— Supplied material —
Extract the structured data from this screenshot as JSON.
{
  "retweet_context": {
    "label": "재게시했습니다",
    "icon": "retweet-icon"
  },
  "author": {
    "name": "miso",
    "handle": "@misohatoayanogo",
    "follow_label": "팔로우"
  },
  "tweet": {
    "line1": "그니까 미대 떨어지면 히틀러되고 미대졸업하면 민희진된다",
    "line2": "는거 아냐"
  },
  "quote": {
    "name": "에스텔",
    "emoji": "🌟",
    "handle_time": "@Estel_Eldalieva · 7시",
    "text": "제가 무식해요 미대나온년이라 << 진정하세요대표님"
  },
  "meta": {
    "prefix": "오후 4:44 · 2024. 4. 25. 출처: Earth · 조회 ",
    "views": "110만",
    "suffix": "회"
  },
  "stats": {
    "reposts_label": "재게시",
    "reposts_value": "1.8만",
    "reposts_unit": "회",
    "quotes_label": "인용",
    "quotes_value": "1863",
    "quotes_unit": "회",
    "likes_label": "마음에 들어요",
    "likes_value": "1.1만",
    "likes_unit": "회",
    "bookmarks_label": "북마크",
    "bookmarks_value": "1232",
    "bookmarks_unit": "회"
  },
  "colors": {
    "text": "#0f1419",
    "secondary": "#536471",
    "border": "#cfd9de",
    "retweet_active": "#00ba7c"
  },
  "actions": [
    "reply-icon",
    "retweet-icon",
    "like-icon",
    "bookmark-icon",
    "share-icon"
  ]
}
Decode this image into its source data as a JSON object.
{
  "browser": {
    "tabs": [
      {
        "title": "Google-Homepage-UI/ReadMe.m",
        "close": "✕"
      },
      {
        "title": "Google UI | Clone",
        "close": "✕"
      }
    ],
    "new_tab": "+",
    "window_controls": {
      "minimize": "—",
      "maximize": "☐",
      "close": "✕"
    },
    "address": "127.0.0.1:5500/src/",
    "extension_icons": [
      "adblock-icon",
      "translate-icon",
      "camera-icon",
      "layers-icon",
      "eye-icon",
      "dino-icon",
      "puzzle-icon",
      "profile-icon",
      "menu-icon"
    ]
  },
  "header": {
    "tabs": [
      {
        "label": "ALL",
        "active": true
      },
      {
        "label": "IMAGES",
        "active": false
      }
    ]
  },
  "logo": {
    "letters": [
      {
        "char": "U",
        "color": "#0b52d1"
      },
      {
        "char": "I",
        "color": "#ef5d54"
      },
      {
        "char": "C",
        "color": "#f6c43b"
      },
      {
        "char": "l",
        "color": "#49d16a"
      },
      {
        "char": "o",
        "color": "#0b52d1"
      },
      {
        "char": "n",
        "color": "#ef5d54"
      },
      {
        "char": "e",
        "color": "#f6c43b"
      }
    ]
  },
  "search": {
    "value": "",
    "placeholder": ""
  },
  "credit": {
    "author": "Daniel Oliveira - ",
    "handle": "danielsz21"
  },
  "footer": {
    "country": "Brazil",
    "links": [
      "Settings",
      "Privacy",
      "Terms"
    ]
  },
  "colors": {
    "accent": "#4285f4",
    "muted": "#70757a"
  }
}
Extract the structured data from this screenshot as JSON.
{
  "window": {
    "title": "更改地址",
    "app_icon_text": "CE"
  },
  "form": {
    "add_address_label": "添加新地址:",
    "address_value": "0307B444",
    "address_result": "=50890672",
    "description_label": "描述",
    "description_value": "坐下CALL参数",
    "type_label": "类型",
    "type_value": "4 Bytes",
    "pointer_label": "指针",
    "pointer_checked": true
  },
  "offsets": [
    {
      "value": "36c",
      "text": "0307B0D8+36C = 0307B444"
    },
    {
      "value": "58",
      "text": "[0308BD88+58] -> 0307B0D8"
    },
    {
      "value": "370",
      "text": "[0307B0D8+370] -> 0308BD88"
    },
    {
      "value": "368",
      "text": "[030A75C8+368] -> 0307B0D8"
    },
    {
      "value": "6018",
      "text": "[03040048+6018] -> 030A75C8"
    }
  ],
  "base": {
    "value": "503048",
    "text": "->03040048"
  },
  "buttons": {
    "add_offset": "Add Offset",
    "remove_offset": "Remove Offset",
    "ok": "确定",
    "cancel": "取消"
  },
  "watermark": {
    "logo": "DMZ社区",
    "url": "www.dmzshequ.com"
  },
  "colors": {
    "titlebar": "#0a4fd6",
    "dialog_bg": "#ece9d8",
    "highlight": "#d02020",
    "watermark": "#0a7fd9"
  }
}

— Directive —
From the listing above, copy every line that includes the word "char".

— Written solution —
        "char": "U",
        "char": "I",
        "char": "C",
        "char": "l",
        "char": "o",
        "char": "n",
        "char": "e",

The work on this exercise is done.